### DIRECTIONS
Can you restate the records below word for word?

### MATERIAL FOR THIS TASK
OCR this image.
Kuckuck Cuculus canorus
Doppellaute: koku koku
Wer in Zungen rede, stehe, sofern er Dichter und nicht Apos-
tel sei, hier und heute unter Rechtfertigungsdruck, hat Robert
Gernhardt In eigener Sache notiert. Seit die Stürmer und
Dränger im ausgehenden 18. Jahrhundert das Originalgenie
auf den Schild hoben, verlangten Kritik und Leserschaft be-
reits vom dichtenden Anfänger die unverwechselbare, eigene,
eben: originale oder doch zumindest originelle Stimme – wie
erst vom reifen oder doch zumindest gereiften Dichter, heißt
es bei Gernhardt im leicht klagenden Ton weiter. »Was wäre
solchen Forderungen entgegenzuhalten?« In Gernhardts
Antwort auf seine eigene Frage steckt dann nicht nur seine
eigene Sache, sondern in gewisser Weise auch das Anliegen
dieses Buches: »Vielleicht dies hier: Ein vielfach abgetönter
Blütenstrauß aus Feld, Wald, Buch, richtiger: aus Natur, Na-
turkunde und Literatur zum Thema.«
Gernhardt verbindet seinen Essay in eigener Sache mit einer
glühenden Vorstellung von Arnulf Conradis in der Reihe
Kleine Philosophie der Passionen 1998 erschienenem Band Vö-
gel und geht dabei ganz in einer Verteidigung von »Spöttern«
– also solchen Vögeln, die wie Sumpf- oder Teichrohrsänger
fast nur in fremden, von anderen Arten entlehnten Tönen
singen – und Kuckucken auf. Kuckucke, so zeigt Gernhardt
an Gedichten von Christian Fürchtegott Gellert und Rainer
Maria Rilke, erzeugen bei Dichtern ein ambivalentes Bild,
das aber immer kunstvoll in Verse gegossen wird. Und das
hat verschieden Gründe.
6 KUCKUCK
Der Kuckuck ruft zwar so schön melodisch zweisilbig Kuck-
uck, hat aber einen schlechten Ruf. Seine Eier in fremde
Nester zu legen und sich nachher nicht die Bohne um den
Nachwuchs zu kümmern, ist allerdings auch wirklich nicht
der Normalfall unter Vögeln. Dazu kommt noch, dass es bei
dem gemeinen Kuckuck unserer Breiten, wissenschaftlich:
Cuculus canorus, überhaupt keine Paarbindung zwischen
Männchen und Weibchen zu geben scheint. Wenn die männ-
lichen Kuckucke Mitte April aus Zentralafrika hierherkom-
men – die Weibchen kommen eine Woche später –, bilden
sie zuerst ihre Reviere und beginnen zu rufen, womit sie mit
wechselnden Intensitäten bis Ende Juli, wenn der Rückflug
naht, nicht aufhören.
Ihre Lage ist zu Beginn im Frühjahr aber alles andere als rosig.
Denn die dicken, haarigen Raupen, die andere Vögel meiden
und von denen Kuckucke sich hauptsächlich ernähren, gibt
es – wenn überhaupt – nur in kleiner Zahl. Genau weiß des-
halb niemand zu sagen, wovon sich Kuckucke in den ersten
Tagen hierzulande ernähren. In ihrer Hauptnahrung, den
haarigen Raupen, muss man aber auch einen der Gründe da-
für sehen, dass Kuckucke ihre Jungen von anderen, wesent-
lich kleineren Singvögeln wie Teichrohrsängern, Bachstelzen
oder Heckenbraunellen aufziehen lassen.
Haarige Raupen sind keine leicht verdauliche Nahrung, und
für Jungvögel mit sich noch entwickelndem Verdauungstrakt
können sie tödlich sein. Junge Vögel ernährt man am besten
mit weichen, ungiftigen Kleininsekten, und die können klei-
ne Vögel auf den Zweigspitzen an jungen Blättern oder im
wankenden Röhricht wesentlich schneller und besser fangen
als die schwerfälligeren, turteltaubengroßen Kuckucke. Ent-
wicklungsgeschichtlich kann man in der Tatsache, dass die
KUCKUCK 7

### FINISHED ANSWER
OCR this image.
Kuckuck Cuculus canorus
Doppellaute: koku koku
Wer in Zungen rede, stehe, sofern er Dichter und nicht Apos-
tel sei, hier und heute unter Rechtfertigungsdruck, hat Robert
Gernhardt In eigener Sache notiert. Seit die Stürmer und
Dränger im ausgehenden 18. Jahrhundert das Originalgenie
auf den Schild hoben, verlangten Kritik und Leserschaft be-
reits vom dichtenden Anfänger die unverwechselbare, eigene,
eben: originale oder doch zumindest originelle Stimme – wie
erst vom reifen oder doch zumindest gereiften Dichter, heißt
es bei Gernhardt im leicht klagenden Ton weiter. »Was wäre
solchen Forderungen entgegenzuhalten?« In Gernhardts
Antwort auf seine eigene Frage steckt dann nicht nur seine
eigene Sache, sondern in gewisser Weise auch das Anliegen
dieses Buches: »Vielleicht dies hier: Ein vielfach abgetönter
Blütenstrauß aus Feld, Wald, Buch, richtiger: aus Natur, Na-
turkunde und Literatur zum Thema.«
Gernhardt verbindet seinen Essay in eigener Sache mit einer
glühenden Vorstellung von Arnulf Conradis in der Reihe
Kleine Philosophie der Passionen 1998 erschienenem Band Vö-
gel und geht dabei ganz in einer Verteidigung von »Spöttern«
– also solchen Vögeln, die wie Sumpf- oder Teichrohrsänger
fast nur in fremden, von anderen Arten entlehnten Tönen
singen – und Kuckucken auf. Kuckucke, so zeigt Gernhardt
an Gedichten von Christian Fürchtegott Gellert und Rainer
Maria Rilke, erzeugen bei Dichtern ein ambivalentes Bild,
das aber immer kunstvoll in Verse gegossen wird. Und das
hat verschieden Gründe.
6 KUCKUCK
Der Kuckuck ruft zwar so schön melodisch zweisilbig Kuck-
uck, hat aber einen schlechten Ruf. Seine Eier in fremde
Nester zu legen und sich nachher nicht die Bohne um den
Nachwuchs zu kümmern, ist allerdings auch wirklich nicht
der Normalfall unter Vögeln. Dazu kommt noch, dass es bei
dem gemeinen Kuckuck unserer Breiten, wissenschaftlich:
Cuculus canorus, überhaupt keine Paarbindung zwischen
Männchen und Weibchen zu geben scheint. Wenn die männ-
lichen Kuckucke Mitte April aus Zentralafrika hierherkom-
men – die Weibchen kommen eine Woche später –, bilden
sie zuerst ihre Reviere und beginnen zu rufen, womit sie mit
wechselnden Intensitäten bis Ende Juli, wenn der Rückflug
naht, nicht aufhören.
Ihre Lage ist zu Beginn im Frühjahr aber alles andere als rosig.
Denn die dicken, haarigen Raupen, die andere Vögel meiden
und von denen Kuckucke sich hauptsächlich ernähren, gibt
es – wenn überhaupt – nur in kleiner Zahl. Genau weiß des-
halb niemand zu sagen, wovon sich Kuckucke in den ersten
Tagen hierzulande ernähren. In ihrer Hauptnahrung, den
haarigen Raupen, muss man aber auch einen der Gründe da-
für sehen, dass Kuckucke ihre Jungen von anderen, wesent-
lich kleineren Singvögeln wie Teichrohrsängern, Bachstelzen
oder Heckenbraunellen aufziehen lassen.
Haarige Raupen sind keine leicht verdauliche Nahrung, und
für Jungvögel mit sich noch entwickelndem Verdauungstrakt
können sie tödlich sein. Junge Vögel ernährt man am besten
mit weichen, ungiftigen Kleininsekten, und die können klei-
ne Vögel auf den Zweigspitzen an jungen Blättern oder im
wankenden Röhricht wesentlich schneller und besser fangen
als die schwerfälligeren, turteltaubengroßen Kuckucke. Ent-
wicklungsgeschichtlich kann man in der Tatsache, dass die
KUCKUCK 7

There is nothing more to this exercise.